Objective —
Give the records back in full, exactly as they read.

— Start Listed records —

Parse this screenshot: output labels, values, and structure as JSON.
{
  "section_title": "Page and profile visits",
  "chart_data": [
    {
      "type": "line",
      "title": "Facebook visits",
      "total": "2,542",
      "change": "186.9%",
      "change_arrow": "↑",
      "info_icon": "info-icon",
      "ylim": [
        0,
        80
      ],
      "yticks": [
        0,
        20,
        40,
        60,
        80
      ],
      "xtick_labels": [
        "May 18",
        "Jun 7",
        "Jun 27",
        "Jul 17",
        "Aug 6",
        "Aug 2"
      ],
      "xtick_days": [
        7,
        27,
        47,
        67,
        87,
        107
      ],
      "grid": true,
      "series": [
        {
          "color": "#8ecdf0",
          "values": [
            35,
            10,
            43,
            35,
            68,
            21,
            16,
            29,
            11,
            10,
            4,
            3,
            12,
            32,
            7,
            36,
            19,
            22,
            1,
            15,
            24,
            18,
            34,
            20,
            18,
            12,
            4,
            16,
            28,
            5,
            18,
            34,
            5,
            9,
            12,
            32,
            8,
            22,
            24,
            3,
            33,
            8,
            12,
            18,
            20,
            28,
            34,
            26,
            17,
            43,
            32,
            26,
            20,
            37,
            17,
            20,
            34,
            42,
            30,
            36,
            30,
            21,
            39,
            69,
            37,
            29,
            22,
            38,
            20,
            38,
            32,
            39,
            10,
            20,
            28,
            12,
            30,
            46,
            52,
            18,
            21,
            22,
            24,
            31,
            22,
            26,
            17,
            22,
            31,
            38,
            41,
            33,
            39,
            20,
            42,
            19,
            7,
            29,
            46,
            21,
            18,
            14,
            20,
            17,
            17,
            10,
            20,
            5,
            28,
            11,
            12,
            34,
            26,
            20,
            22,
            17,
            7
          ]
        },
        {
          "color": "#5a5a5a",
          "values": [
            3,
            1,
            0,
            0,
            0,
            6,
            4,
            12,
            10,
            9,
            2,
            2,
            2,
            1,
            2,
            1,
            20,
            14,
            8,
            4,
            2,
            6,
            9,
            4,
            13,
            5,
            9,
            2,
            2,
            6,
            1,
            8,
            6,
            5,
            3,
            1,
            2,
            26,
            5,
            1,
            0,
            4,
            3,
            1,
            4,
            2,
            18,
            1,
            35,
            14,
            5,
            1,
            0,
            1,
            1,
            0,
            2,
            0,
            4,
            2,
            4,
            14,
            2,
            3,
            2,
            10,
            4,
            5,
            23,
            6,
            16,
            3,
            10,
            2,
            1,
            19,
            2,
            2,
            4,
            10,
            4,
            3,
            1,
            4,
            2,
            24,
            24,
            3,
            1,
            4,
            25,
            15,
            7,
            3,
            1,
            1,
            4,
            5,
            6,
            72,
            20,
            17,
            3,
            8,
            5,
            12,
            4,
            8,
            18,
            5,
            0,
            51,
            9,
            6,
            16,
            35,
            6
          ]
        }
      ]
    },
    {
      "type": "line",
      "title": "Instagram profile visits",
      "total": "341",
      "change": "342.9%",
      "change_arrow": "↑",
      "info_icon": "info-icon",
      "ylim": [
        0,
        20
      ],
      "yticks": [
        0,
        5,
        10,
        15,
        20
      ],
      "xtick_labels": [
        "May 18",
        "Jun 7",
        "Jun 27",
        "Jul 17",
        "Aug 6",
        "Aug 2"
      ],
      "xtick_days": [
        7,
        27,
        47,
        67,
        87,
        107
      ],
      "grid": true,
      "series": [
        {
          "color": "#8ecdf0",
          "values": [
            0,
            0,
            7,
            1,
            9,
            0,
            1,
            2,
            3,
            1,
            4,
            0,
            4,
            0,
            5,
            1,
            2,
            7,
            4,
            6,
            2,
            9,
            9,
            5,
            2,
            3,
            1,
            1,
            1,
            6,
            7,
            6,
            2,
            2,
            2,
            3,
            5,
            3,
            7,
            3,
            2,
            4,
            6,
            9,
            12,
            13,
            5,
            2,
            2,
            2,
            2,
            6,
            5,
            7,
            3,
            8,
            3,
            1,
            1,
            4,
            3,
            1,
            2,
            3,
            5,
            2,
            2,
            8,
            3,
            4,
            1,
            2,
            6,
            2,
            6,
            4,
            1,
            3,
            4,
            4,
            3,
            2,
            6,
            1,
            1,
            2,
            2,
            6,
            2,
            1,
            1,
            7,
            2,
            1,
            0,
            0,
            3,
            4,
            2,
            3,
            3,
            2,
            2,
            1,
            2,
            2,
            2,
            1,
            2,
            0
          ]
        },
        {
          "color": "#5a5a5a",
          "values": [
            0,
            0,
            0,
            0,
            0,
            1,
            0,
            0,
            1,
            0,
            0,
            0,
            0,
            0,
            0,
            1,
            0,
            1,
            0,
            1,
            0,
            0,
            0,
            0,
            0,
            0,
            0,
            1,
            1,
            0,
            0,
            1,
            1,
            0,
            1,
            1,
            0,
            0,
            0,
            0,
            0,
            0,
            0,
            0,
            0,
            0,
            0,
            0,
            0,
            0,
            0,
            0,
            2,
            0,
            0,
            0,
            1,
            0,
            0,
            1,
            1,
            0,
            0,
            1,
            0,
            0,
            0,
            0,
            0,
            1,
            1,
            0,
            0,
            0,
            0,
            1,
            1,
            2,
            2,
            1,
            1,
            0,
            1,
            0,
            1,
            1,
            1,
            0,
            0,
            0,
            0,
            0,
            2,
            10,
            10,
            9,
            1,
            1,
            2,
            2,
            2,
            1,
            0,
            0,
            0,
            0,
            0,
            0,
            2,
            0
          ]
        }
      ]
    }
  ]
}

— End Listed records —

Solution to this task —
Parse this screenshot: output labels, values, and structure as JSON.
{
  "section_title": "Page and profile visits",
  "chart_data": [
    {
      "type": "line",
      "title": "Facebook visits",
      "total": "2,542",
      "change": "186.9%",
      "change_arrow": "↑",
      "info_icon": "info-icon",
      "ylim": [
        0,
        80
      ],
      "yticks": [
        0,
        20,
        40,
        60,
        80
      ],
      "xtick_labels": [
        "May 18",
        "Jun 7",
        "Jun 27",
        "Jul 17",
        "Aug 6",
        "Aug 2"
      ],
      "xtick_days": [
        7,
        27,
        47,
        67,
        87,
        107
      ],
      "grid": true,
      "series": [
        {
          "color": "#8ecdf0",
          "values": [
            35,
            10,
            43,
            35,
            68,
            21,
            16,
            29,
            11,
            10,
            4,
            3,
            12,
            32,
            7,
            36,
            19,
            22,
            1,
            15,
            24,
            18,
            34,
            20,
            18,
            12,
            4,
            16,
            28,
            5,
            18,
            34,
            5,
            9,
            12,
            32,
            8,
            22,
            24,
            3,
            33,
            8,
            12,
            18,
            20,
            28,
            34,
            26,
            17,
            43,
            32,
            26,
            20,
            37,
            17,
            20,
            34,
            42,
            30,
            36,
            30,
            21,
            39,
            69,
            37,
            29,
            22,
            38,
            20,
            38,
            32,
            39,
            10,
            20,
            28,
            12,
            30,
            46,
            52,
            18,
            21,
            22,
            24,
            31,
            22,
            26,
            17,
            22,
            31,
            38,
            41,
            33,
            39,
            20,
            42,
            19,
            7,
            29,
            46,
            21,
            18,
            14,
            20,
            17,
            17,
            10,
            20,
            5,
            28,
            11,
            12,
            34,
            26,
            20,
            22,
            17,
            7
          ]
        },
        {
          "color": "#5a5a5a",
          "values": [
            3,
            1,
            0,
            0,
            0,
            6,
            4,
            12,
            10,
            9,
            2,
            2,
            2,
            1,
            2,
            1,
            20,
            14,
            8,
            4,
            2,
            6,
            9,
            4,
            13,
            5,
            9,
            2,
            2,
            6,
            1,
            8,
            6,
            5,
            3,
            1,
            2,
            26,
            5,
            1,
            0,
            4,
            3,
            1,
            4,
            2,
            18,
            1,
            35,
            14,
            5,
            1,
            0,
            1,
            1,
            0,
            2,
            0,
            4,
            2,
            4,
            14,
            2,
            3,
            2,
            10,
            4,
            5,
            23,
            6,
            16,
            3,
            10,
            2,
            1,
            19,
            2,
            2,
            4,
            10,
            4,
            3,
            1,
            4,
            2,
            24,
            24,
            3,
            1,
            4,
            25,
            15,
            7,
            3,
            1,
            1,
            4,
            5,
            6,
            72,
            20,
            17,
            3,
            8,
            5,
            12,
            4,
            8,
            18,
            5,
            0,
            51,
            9,
            6,
            16,
            35,
            6
          ]
        }
      ]
    },
    {
      "type": "line",
      "title": "Instagram profile visits",
      "total": "341",
      "change": "342.9%",
      "change_arrow": "↑",
      "info_icon": "info-icon",
      "ylim": [
        0,
        20
      ],
      "yticks": [
        0,
        5,
        10,
        15,
        20
      ],
      "xtick_labels": [
        "May 18",
        "Jun 7",
        "Jun 27",
        "Jul 17",
        "Aug 6",
        "Aug 2"
      ],
      "xtick_days": [
        7,
        27,
        47,
        67,
        87,
        107
      ],
      "grid": true,
      "series": [
        {
          "color": "#8ecdf0",
          "values": [
            0,
            0,
            7,
            1,
            9,
            0,
            1,
            2,
            3,
            1,
            4,
            0,
            4,
            0,
            5,
            1,
            2,
            7,
            4,
            6,
            2,
            9,
            9,
            5,
            2,
            3,
            1,
            1,
            1,
            6,
            7,
            6,
            2,
            2,
            2,
            3,
            5,
            3,
            7,
            3,
            2,
            4,
            6,
            9,
            12,
            13,
            5,
            2,
            2,
            2,
            2,
            6,
            5,
            7,
            3,
            8,
            3,
            1,
            1,
            4,
            3,
            1,
            2,
            3,
            5,
            2,
            2,
            8,
            3,
            4,
            1,
            2,
            6,
            2,
            6,
            4,
            1,
            3,
            4,
            4,
            3,
            2,
            6,
            1,
            1,
            2,
            2,
            6,
            2,
            1,
            1,
            7,
            2,
            1,
            0,
            0,
            3,
            4,
            2,
            3,
            3,
            2,
            2,
            1,
            2,
            2,
            2,
            1,
            2,
            0
          ]
        },
        {
          "color": "#5a5a5a",
          "values": [
            0,
            0,
            0,
            0,
            0,
            1,
            0,
            0,
            1,
            0,
            0,
            0,
            0,
            0,
            0,
            1,
            0,
            1,
            0,
            1,
            0,
            0,
            0,
            0,
            0,
            0,
            0,
            1,
            1,
            0,
            0,
            1,
            1,
            0,
            1,
            1,
            0,
            0,
            0,
            0,
            0,
            0,
            0,
            0,
            0,
            0,
            0,
            0,
            0,
            0,
            0,
            0,
            2,
            0,
            0,
            0,
            1,
            0,
            0,
            1,
            1,
            0,
            0,
            1,
            0,
            0,
            0,
            0,
            0,
            1,
            1,
            0,
            0,
            0,
            0,
            1,
            1,
            2,
            2,
            1,
            1,
            0,
            1,
            0,
            1,
            1,
            1,
            0,
            0,
            0,
            0,
            0,
            2,
            10,
            10,
            9,
            1,
            1,
            2,
            2,
            2,
            1,
            0,
            0,
            0,
            0,
            0,
            0,
            2,
            0
          ]
        }
      ]
    }
  ]
}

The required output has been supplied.